## Metin bloğu:
▶
Müslüman algı “İşlerini kadına bırakan toplumlar felah bulmaz” rivayetle şekillenmiştir. Kadından yönetici olmaz fıkhı dini bir hüküm gibi yorumlanmıştır.  Dünyada son beş yıldır yapılan İslamilik endeksinde bir kadın başbakan (Lacinda Arden) tarafından yönetilen Yeni Zelanda birinci sırada yer alırken İkinci gelen Filandiya’da başbakanlık koltuğunda Sanna Marin isimli bir kadın oturmaktadır.

Bugün medeniyet ve modernlik kavramları da kadın üzerinden değerlendirilmektedir. İslam dünyasında Kadın denilince sadece tesettür akla gelmektedir. Kadının statüsü, iş yaşamındaki rolü, topluma kattığı değer gündem olmamaktadır. Batıda Müslüman kadının imajı Siyah çarşaflı, peçeli, kocasının bir adım gerisinde yürüyen bir figür şeklinde kabul edilir. Müslümanların geleneksel baskıcı uygulamaları İslam’ın uygulaması şeklinde yorumlanır.

Arabistan’da kadınların siyah giyinmek zorunda olması, yalnız tek başına taksiye binememeleri ve araba kullanma yasağı dini değil bir kabile geleneğidir. Kadınların seçme ve seçilme haklarının olmaması çağdışıdır. Kadın doktor erkek hastayı muayene edemez ancak erkek doktor hasta yakınının iznine bağlı olarak kadın hastayı muayene edebiliyor olması yasaların tamamen erkek egemen bir bir toplumun lehine şekillendiğini gösteriyor.
◀
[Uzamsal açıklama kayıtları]
▶
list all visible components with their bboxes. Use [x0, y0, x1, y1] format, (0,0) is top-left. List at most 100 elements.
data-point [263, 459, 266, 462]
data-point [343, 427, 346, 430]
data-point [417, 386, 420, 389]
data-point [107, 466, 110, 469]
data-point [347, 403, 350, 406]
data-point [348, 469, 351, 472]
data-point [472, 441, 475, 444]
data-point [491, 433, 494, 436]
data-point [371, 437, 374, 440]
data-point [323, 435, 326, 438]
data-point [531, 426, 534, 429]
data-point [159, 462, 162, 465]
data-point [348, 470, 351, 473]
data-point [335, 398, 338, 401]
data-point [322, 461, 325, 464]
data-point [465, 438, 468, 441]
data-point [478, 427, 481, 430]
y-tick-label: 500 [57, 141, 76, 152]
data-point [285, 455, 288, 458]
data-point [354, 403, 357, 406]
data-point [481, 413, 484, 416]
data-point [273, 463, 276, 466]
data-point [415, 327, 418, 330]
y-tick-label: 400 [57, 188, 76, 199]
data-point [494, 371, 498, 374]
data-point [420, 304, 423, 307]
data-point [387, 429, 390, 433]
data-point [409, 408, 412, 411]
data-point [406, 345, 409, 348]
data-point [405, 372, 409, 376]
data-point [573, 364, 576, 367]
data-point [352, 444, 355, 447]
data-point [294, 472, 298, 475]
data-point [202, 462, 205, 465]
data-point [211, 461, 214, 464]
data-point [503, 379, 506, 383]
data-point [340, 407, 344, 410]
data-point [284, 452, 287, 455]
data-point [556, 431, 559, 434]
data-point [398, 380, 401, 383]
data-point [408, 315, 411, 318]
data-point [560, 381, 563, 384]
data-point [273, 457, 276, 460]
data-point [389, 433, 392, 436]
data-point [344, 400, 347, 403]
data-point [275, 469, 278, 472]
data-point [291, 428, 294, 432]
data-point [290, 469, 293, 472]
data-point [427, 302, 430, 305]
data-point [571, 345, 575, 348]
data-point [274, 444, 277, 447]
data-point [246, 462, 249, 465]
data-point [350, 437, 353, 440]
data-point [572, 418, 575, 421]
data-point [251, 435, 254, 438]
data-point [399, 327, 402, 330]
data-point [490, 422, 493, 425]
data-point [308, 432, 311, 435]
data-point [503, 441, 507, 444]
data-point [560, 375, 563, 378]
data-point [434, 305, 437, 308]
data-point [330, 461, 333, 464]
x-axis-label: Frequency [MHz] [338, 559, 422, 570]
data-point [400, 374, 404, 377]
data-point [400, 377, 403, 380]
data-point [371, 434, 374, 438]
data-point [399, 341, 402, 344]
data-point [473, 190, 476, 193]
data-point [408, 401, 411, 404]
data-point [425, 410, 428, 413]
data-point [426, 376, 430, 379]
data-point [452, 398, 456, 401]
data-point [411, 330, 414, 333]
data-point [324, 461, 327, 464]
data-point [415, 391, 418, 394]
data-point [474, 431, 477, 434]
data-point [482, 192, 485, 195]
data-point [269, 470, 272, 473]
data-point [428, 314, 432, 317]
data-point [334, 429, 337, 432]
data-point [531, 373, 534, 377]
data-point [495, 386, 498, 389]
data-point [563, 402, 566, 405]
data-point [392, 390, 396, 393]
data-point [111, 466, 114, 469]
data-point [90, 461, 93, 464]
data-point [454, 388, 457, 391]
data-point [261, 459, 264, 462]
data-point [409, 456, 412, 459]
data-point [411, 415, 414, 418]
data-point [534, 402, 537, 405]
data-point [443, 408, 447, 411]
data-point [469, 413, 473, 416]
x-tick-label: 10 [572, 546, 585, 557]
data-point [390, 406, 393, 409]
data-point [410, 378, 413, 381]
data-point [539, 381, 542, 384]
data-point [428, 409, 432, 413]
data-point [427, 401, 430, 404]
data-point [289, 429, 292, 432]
◀
## Yapılacak alıştırmalar:
A. İslam dünyasında kadın konulu metinde "Bugün medeniyet ve" ifadesinden "lehine şekillendiğini gösteriyor." ifadesine kadar olan kısmı hiç değiştirmeden yazın.
B. İslam dünyasında kadın konulu metni son cümlesinin ardından devam ettirin.

## Alıştırma cevapları:
A.
Bugün medeniyet ve modernlik kavramları da kadın üzerinden değerlendirilmektedir. İslam dünyasında Kadın denilince sadece tesettür akla gelmektedir. Kadının statüsü, iş yaşamındaki rolü, topluma kattığı değer gündem olmamaktadır. Batıda Müslüman kadının imajı Siyah çarşaflı, peçeli, kocasının bir adım gerisinde yürüyen bir figür şeklinde kabul edilir. Müslümanların geleneksel baskıcı uygulamaları İslam’ın uygulaması şeklinde yorumlanır.

Arabistan’da kadınların siyah giyinmek zorunda olması, yalnız tek başına taksiye binememeleri ve araba kullanma yasağı dini değil bir kabile geleneğidir. Kadınların seçme ve seçilme haklarının olmaması çağdışıdır. Kadın doktor erkek hastayı muayene edemez ancak erkek doktor hasta yakınının iznine bağlı olarak kadın hastayı muayene edebiliyor olması yasaların tamamen erkek egemen bir bir toplumun lehine şekillendiğini gösteriyor.

B.
İran’da Nesrin Sotuda isimli bir kadın başörtüsü takmadığı (Mahkemeye de başörtüsü takmadan çıktığı) için 148 kırbaç ve 33 yıl hapis cezasına çarptırılması sadece molla despotizmi ile açıklanabilir. “Dinde zorlama yoktur” ilkesi yok sayılıyor. Hem İran’da hem de Arabistan’da kadınlar devamlı günah işleyecekmiş gibi din polisinin gözetimi altında.

Afganistan’da erkek çocuktan yoksun bir aile toplumda kabul görmüyor. Eğer ailede bütün çocuklar kız doğduysa bu kutlanacak bir şey değil saklanacak bir durum. Erkek evlatsızlık, aile reisinin hayatta güçsüz gözükmesi ve dış dünyaya karşı utanç yaşaması demektir. Bundan dolayı kız çocukları bir gecede erkek olup özgürleşebiliyor. Fehime Fehim’e dönüşüyor. Bütün yaptıkları saçını kısa kesip pantolon giymek. Ertesi gün sokakta rahatça dolaşabiliyor, okula gidip oyun oynayabiliyor. Bu uygulama zaman içinde trajedilere dönüşebiliyor. Yaşamını erkek özgürlüğünün tadını çıkararak sürdürmek isteyip bir daha kadınlığa dönmeyenler de oluyor. Ödünç hayatı geri vermek zor oluyor. Hala yaşları küçük kız çocucukları yaşlı erkeklere “gelin” olarak satılıyor. Taliban kadınların eğitimine ve çalışmasına izin vermiyor. El-Kaide ve IŞİD gibi örgütler kadınların camdan dışarıya bakmasını göz zinası olarak değerlendirip cezalandırıyor. İslam dünyasında kadının temel görevi erkeğe hizmet ve soyun sürdürülmesini sağlamaktır, kısacası kadın hep öteki, ikinci sınıf ve mal hükmünde.

 

IŞİD’ın Şengal’de binlerce kadını kaçırıp pazarlarda para karşılığında satması, tecavüz etmesi ve binlerce kız çocuğunun hamile bırakılmasına İslam dünyası seyirci kaldı, bir kısmı da onayladı. IŞİD’in fetva inceleme kurulu tarafından yayınlanan fetvada, çocuk yaştaki gayrimüslim kölelere tecavüz, dayak ve satılmaları hukuken uygun kabul ediliyor. Ayrıca esir alınan kadın bir başkasına hediye edilebiliyor. Bu insanlık suçu güya İslam adına işlendi.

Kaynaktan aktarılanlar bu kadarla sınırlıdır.